** BEGIN **

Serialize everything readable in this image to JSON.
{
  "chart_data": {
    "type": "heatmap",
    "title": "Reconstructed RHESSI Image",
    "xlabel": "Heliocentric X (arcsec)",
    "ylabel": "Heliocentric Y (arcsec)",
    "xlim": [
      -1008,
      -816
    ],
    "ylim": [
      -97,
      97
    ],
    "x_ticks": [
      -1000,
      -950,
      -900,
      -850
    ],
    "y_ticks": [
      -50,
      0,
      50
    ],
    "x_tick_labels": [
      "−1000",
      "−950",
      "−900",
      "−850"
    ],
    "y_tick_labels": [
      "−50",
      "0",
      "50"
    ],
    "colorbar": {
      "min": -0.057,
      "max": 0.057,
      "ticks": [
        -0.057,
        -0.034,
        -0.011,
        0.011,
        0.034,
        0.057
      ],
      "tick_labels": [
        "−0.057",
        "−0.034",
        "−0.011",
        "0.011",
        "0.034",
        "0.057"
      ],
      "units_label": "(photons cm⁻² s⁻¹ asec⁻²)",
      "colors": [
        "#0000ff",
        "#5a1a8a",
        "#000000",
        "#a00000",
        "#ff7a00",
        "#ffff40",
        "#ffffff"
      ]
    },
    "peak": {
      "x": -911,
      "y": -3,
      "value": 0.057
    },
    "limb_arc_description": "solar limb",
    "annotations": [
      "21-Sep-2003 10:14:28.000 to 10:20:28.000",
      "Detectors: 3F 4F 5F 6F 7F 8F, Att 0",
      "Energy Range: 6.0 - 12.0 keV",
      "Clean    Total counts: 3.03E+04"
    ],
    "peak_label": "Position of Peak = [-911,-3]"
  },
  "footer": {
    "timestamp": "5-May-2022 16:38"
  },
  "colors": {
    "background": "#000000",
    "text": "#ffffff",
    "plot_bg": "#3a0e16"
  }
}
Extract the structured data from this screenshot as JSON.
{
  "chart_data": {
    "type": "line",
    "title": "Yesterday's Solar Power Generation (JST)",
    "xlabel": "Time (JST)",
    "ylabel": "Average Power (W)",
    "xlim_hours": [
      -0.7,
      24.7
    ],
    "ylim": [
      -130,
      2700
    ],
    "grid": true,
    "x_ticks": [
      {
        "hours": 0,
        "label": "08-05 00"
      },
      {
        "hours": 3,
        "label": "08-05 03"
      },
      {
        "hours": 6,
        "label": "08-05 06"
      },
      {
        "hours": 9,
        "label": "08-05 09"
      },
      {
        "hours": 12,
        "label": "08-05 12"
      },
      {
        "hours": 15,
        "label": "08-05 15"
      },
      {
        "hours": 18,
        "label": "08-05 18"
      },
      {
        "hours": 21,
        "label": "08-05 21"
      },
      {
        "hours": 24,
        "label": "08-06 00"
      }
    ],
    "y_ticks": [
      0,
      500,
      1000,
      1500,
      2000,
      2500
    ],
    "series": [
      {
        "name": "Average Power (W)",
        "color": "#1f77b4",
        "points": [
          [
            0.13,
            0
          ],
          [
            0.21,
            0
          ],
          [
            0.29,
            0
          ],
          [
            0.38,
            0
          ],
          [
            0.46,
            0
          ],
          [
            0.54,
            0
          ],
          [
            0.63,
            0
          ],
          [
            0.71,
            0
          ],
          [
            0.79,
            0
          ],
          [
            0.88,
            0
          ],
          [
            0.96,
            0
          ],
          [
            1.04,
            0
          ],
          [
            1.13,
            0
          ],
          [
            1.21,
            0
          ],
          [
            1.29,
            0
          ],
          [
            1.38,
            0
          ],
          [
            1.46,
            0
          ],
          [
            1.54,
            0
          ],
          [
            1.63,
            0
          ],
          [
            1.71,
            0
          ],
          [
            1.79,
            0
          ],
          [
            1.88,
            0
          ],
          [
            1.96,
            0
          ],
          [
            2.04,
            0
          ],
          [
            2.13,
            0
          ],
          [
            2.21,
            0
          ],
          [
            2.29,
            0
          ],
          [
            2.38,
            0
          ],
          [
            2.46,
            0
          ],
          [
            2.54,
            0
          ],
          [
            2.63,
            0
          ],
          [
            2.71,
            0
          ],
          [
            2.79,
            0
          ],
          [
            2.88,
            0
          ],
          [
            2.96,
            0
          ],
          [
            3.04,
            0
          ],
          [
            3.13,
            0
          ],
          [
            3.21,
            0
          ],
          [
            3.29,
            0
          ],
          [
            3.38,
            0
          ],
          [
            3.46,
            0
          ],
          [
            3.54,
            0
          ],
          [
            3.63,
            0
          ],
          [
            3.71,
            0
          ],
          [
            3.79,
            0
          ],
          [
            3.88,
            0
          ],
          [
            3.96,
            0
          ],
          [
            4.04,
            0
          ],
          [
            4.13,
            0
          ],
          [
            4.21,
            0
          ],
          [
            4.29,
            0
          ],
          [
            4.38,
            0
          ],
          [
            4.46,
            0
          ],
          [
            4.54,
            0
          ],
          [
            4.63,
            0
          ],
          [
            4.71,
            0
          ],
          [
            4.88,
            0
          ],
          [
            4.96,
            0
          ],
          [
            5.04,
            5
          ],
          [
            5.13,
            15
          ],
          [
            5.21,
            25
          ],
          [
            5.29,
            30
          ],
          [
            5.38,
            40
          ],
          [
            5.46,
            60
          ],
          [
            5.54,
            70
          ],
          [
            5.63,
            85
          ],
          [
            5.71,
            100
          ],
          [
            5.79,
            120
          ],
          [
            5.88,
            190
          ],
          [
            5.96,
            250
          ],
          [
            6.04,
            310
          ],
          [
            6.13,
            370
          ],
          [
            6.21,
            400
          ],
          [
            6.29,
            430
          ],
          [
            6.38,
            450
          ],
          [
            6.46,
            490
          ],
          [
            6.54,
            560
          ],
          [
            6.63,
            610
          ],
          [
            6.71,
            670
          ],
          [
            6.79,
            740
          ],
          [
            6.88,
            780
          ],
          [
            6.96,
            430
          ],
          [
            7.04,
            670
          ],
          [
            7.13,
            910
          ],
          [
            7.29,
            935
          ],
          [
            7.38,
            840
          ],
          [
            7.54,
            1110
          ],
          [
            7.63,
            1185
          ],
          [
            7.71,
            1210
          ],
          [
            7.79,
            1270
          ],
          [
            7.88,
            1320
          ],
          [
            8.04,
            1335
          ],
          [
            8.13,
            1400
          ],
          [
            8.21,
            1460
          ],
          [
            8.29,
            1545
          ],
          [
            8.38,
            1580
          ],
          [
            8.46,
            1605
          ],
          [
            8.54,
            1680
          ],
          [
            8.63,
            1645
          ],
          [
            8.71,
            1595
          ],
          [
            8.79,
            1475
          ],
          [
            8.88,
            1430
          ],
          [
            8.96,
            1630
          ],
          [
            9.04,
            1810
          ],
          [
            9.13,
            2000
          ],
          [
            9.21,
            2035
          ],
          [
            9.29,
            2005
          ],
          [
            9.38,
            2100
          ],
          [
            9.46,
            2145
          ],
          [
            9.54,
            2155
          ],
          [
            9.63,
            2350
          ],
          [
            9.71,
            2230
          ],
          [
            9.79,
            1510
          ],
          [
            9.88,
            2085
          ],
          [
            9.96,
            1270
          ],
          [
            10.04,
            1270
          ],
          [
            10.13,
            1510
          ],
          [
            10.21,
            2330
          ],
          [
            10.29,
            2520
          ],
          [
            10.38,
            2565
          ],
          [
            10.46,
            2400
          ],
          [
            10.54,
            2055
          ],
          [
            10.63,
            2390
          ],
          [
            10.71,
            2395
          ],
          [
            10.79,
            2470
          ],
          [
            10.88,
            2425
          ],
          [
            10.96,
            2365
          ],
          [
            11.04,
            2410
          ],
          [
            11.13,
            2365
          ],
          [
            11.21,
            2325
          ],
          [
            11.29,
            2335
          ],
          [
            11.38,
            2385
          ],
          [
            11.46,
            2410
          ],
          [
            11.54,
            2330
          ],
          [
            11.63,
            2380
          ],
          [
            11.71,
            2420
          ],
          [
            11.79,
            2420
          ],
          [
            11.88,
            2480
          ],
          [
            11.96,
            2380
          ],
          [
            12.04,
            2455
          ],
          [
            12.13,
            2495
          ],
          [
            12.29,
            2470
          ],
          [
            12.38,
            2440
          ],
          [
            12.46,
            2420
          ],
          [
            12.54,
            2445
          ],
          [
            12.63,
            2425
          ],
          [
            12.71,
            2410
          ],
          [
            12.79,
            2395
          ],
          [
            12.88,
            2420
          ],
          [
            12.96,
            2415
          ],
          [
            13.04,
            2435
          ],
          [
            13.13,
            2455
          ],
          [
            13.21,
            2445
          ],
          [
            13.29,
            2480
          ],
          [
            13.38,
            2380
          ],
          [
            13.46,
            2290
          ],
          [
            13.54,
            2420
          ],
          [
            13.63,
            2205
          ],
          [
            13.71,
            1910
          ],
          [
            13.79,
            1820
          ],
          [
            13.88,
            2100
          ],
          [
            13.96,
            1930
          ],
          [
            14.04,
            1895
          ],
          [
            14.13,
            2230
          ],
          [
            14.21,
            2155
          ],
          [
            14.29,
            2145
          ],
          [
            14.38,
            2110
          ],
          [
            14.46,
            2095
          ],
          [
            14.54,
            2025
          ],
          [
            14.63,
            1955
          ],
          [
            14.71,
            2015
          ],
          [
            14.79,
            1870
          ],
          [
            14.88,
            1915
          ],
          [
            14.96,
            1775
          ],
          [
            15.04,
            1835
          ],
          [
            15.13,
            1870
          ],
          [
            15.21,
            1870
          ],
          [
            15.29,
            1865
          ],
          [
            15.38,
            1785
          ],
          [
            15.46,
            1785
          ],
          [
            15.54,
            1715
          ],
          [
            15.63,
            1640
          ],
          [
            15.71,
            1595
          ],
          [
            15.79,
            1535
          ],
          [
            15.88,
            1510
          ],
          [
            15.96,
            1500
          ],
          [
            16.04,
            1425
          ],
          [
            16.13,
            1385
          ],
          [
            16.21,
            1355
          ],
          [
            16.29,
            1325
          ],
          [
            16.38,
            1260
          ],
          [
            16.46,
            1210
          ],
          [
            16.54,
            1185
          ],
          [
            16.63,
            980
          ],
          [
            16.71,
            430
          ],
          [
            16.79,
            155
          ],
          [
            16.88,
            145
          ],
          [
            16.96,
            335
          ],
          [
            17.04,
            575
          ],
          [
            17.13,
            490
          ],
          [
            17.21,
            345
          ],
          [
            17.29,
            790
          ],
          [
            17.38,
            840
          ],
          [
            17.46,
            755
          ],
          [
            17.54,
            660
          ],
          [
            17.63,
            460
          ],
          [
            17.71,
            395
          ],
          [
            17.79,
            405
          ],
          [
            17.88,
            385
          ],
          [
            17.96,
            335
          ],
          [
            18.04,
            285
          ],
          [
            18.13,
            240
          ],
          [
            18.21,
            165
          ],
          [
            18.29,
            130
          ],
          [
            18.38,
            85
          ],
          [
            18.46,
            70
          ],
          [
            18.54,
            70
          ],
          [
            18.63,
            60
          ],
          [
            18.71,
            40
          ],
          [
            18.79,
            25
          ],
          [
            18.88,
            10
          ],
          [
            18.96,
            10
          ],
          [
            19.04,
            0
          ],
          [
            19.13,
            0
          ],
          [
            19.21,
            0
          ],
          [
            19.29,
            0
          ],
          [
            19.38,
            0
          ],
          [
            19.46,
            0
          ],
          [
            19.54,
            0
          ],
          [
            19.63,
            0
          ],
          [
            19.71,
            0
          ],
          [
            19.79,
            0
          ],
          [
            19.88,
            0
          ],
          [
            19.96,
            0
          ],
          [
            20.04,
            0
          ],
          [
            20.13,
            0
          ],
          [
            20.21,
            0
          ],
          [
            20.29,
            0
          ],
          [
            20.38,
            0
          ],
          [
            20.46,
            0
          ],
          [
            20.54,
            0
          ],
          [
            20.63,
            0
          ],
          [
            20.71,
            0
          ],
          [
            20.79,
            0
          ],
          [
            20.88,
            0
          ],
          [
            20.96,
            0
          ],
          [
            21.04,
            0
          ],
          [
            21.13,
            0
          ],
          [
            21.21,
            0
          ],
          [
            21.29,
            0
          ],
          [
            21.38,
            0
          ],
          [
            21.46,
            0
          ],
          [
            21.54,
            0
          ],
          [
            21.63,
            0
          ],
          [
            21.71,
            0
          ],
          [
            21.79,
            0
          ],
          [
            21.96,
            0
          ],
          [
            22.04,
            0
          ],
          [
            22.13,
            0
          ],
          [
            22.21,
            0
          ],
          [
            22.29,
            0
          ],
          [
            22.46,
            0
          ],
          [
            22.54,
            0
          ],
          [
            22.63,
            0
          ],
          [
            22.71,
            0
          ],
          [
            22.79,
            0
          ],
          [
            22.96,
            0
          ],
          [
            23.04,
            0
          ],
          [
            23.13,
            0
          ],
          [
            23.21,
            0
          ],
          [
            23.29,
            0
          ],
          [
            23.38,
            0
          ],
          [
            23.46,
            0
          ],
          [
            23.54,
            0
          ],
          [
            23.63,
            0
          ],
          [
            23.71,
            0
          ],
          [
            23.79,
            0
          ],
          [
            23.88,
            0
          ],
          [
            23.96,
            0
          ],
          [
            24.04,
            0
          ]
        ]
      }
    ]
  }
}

** END **

(YOUR OBJECTIVE)
Report all lines of the data that include the word "xlabel".

(ANSWER TO THE EXERCISE)
    "xlabel": "Heliocentric X (arcsec)",
    "xlabel": "Time (JST)",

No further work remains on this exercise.